### Given instruction
Only the lines from the one containing "Enumerate this screenshot's" through the end of the records should be retyped, exactly and including both ends; pictures stay out.

### Structured figure records
"""

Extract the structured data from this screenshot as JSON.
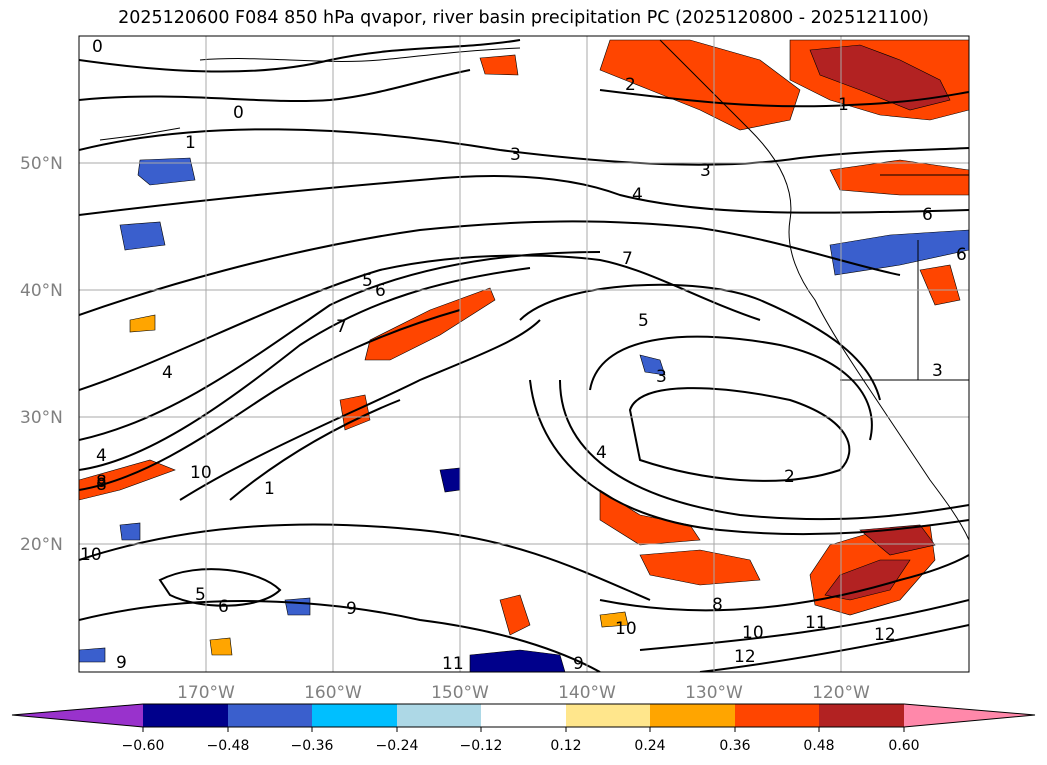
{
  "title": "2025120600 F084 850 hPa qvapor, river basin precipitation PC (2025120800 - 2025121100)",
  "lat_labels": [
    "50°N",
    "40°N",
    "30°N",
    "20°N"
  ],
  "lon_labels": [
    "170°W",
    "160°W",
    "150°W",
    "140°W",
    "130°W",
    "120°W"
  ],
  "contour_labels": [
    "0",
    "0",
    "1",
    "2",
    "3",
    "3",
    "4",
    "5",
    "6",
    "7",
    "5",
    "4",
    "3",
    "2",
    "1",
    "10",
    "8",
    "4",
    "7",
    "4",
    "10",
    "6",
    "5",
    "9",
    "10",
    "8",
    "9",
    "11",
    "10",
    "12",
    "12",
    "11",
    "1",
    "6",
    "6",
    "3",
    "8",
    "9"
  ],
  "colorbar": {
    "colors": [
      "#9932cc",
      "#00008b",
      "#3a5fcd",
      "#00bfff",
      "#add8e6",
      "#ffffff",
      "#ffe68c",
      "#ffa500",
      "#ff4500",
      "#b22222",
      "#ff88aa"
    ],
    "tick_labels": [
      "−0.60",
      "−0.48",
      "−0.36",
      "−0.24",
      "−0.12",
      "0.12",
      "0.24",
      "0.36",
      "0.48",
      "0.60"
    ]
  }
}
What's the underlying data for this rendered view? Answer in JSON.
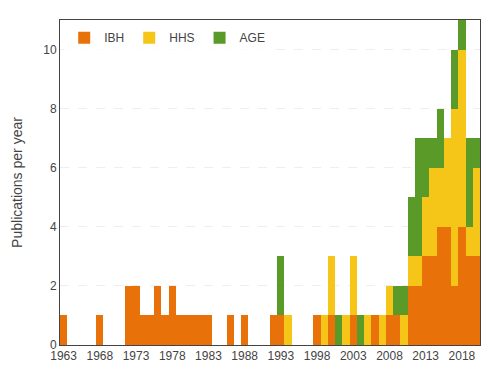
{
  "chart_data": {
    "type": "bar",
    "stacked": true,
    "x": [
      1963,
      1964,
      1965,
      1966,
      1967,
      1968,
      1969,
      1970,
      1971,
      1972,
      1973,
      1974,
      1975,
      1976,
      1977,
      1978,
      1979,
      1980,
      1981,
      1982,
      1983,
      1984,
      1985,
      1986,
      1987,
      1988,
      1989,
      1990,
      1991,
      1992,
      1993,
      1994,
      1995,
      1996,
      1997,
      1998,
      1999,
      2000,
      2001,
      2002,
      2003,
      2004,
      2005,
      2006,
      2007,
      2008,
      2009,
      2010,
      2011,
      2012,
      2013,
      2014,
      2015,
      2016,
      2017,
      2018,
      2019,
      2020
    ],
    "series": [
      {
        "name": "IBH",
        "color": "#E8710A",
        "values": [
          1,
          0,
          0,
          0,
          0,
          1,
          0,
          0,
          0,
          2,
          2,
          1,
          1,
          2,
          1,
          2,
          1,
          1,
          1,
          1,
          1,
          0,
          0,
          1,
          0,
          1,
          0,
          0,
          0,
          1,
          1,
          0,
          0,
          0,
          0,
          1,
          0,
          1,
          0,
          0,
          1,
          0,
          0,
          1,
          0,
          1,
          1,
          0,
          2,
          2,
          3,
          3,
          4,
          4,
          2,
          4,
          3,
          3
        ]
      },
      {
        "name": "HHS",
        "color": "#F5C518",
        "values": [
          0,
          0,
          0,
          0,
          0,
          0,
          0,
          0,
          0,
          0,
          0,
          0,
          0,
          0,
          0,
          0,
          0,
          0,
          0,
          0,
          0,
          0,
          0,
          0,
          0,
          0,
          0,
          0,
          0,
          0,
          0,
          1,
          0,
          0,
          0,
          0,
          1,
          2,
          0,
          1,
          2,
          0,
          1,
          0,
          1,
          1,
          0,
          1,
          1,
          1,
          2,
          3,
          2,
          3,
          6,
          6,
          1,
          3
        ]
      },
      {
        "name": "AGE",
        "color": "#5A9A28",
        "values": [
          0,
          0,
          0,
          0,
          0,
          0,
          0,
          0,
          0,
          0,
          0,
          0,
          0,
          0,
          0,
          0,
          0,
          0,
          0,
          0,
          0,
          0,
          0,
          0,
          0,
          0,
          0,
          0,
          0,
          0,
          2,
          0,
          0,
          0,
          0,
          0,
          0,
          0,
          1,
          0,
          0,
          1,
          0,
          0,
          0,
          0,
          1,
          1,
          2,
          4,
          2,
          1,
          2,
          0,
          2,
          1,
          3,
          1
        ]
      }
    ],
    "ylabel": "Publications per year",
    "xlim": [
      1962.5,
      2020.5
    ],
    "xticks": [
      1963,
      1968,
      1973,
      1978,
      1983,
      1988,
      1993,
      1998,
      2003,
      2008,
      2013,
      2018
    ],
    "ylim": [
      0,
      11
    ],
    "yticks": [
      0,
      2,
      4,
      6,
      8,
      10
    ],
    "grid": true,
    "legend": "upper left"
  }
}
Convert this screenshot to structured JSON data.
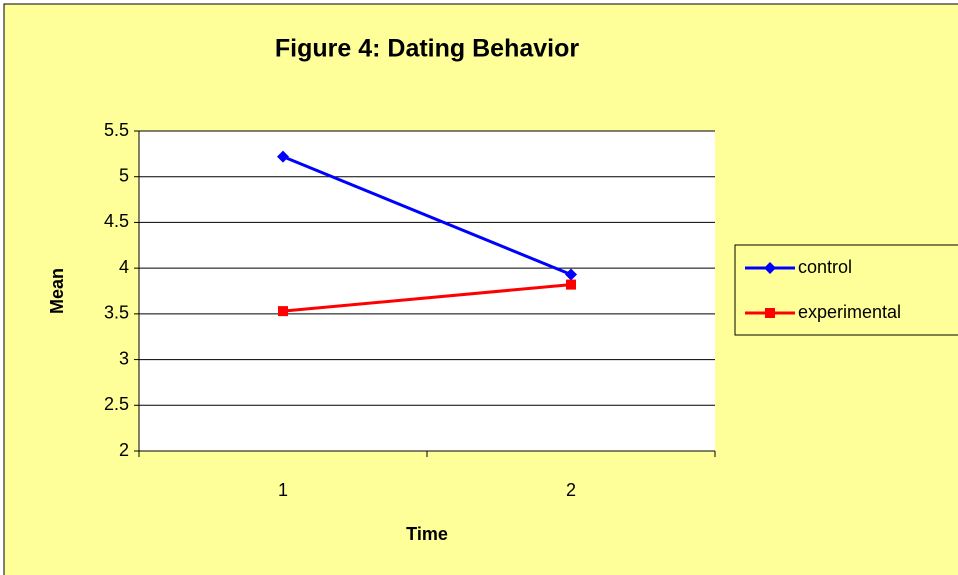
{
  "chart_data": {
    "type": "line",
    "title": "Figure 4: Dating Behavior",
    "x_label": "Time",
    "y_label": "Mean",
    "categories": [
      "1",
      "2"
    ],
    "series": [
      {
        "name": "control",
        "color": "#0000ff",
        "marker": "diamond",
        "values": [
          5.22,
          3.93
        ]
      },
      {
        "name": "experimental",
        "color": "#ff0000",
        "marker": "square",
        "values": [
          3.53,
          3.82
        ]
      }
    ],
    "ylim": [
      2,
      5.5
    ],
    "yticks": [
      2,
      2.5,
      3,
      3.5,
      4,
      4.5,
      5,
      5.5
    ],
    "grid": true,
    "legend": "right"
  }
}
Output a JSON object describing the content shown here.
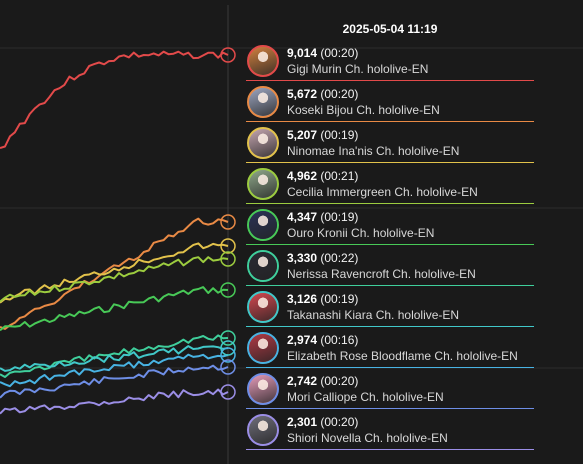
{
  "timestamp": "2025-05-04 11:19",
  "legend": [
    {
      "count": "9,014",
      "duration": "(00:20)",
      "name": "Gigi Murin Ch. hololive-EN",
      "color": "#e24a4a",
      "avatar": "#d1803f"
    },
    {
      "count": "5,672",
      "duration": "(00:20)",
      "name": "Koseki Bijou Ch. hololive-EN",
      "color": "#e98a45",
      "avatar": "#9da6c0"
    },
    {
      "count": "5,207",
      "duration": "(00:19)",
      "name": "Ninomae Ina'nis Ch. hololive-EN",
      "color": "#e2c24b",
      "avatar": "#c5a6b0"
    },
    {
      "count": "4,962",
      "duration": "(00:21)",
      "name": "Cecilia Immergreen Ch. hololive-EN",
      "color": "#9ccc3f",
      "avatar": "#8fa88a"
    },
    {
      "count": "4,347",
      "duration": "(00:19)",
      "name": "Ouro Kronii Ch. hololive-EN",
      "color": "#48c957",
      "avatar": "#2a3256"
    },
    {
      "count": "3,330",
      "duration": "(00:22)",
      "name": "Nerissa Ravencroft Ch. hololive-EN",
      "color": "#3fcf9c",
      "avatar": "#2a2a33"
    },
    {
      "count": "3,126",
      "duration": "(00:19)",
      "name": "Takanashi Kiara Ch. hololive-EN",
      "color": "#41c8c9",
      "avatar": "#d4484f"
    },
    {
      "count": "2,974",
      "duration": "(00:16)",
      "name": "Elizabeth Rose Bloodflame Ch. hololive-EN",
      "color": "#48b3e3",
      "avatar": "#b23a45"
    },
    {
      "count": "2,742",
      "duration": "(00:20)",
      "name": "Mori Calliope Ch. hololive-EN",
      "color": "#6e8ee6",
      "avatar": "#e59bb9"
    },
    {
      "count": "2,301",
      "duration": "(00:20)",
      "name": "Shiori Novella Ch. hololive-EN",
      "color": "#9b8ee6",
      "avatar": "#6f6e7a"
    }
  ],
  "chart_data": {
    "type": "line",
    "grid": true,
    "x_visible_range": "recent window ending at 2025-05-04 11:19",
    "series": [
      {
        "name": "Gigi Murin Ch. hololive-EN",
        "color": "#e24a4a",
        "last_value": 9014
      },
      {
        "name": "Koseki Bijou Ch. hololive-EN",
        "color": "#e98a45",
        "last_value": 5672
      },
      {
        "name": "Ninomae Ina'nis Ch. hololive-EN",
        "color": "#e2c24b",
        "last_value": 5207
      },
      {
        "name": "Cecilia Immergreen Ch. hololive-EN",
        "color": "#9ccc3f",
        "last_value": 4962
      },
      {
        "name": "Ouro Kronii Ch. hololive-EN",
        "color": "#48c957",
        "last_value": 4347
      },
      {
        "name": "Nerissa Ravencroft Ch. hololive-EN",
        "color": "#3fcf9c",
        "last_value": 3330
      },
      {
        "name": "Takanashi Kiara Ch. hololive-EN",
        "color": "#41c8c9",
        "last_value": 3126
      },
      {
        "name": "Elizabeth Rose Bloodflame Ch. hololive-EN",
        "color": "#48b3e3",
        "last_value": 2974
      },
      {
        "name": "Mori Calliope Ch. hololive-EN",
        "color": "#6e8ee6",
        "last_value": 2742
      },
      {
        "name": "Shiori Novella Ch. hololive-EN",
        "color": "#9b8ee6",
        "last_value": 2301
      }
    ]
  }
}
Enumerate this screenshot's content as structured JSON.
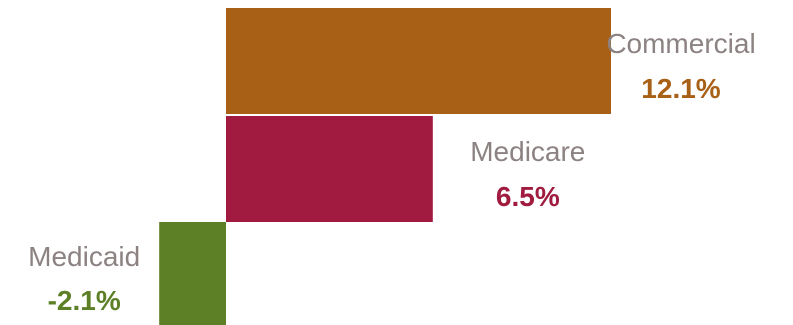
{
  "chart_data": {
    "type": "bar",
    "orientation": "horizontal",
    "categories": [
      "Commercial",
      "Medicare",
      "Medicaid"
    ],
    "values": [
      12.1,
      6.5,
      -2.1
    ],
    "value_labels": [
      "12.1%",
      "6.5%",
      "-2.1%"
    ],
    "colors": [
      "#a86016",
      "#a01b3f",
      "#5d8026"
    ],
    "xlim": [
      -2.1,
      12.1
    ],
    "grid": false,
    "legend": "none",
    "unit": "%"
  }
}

"""

### Answer to the task
Enumerate this screenshot's content as structured JSON.
{
  "chart_data": {
    "type": "bar",
    "orientation": "horizontal",
    "categories": [
      "Commercial",
      "Medicare",
      "Medicaid"
    ],
    "values": [
      12.1,
      6.5,
      -2.1
    ],
    "value_labels": [
      "12.1%",
      "6.5%",
      "-2.1%"
    ],
    "colors": [
      "#a86016",
      "#a01b3f",
      "#5d8026"
    ],
    "xlim": [
      -2.1,
      12.1
    ],
    "grid": false,
    "legend": "none",
    "unit": "%"
  }
}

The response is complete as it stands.